* _To do_
Reproduce all of the data word for word.

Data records
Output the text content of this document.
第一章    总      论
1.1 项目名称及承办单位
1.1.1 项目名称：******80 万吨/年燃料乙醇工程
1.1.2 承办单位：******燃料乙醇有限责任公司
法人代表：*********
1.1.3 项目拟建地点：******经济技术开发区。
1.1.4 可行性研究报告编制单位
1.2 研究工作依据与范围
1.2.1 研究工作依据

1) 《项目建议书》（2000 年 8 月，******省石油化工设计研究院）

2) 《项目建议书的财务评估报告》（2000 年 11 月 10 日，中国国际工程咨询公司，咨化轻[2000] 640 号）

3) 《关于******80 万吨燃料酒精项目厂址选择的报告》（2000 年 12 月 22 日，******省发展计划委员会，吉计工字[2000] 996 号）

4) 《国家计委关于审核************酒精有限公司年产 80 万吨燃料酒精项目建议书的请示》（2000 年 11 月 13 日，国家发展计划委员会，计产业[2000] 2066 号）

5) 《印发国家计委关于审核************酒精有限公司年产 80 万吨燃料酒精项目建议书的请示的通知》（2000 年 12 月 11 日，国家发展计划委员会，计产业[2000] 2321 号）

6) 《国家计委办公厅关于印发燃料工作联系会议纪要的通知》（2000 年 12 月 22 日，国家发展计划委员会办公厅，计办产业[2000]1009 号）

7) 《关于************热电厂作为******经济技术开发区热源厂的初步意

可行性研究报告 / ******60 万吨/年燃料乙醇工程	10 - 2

* _Result of the task_
Output the text content of this document.
第一章    总      论
1.1 项目名称及承办单位
1.1.1 项目名称：******80 万吨/年燃料乙醇工程
1.1.2 承办单位：******燃料乙醇有限责任公司
法人代表：*********
1.1.3 项目拟建地点：******经济技术开发区。
1.1.4 可行性研究报告编制单位
1.2 研究工作依据与范围
1.2.1 研究工作依据

1) 《项目建议书》（2000 年 8 月，******省石油化工设计研究院）

2) 《项目建议书的财务评估报告》（2000 年 11 月 10 日，中国国际工程咨询公司，咨化轻[2000] 640 号）

3) 《关于******80 万吨燃料酒精项目厂址选择的报告》（2000 年 12 月 22 日，******省发展计划委员会，吉计工字[2000] 996 号）

4) 《国家计委关于审核************酒精有限公司年产 80 万吨燃料酒精项目建议书的请示》（2000 年 11 月 13 日，国家发展计划委员会，计产业[2000] 2066 号）

5) 《印发国家计委关于审核************酒精有限公司年产 80 万吨燃料酒精项目建议书的请示的通知》（2000 年 12 月 11 日，国家发展计划委员会，计产业[2000] 2321 号）

6) 《国家计委办公厅关于印发燃料工作联系会议纪要的通知》（2000 年 12 月 22 日，国家发展计划委员会办公厅，计办产业[2000]1009 号）

7) 《关于************热电厂作为******经济技术开发区热源厂的初步意

可行性研究报告 / ******60 万吨/年燃料乙醇工程	10 - 2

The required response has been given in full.